Written exercise: From the listing below, pull each line that includes "immediately".

-------- Raw data

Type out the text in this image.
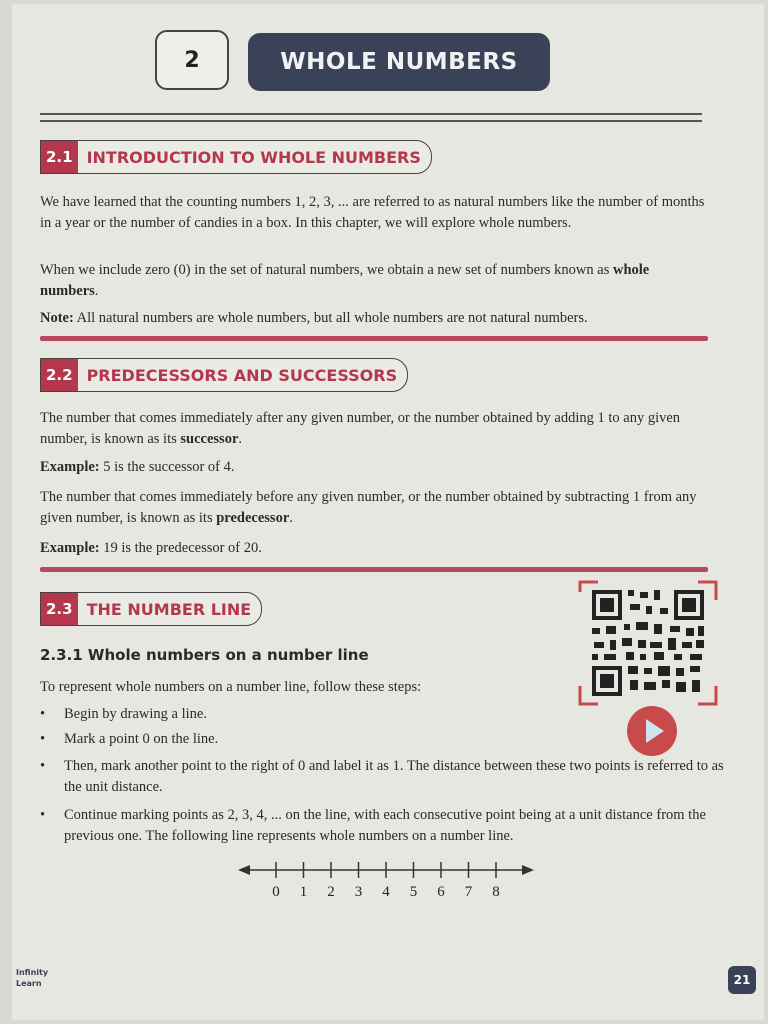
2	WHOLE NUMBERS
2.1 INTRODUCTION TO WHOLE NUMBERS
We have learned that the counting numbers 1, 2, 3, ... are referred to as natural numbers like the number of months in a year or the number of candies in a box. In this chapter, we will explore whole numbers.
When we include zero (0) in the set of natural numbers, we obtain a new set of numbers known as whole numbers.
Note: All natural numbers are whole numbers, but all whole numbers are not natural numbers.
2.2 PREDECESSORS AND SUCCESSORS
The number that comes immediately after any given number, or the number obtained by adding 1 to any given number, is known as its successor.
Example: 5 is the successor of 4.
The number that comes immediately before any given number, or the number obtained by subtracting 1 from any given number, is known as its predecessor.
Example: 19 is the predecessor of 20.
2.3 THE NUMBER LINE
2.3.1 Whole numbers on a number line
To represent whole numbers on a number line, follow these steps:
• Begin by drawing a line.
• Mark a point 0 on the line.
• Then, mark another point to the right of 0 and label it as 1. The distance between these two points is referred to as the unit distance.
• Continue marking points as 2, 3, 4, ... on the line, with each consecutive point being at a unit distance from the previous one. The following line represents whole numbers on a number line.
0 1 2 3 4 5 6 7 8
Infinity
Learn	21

----------------

Final result:
The number that comes immediately after any given number, or the number obtained by adding 1 to any given number, is known as its successor.
The number that comes immediately before any given number, or the number obtained by subtracting 1 from any given number, is known as its predecessor.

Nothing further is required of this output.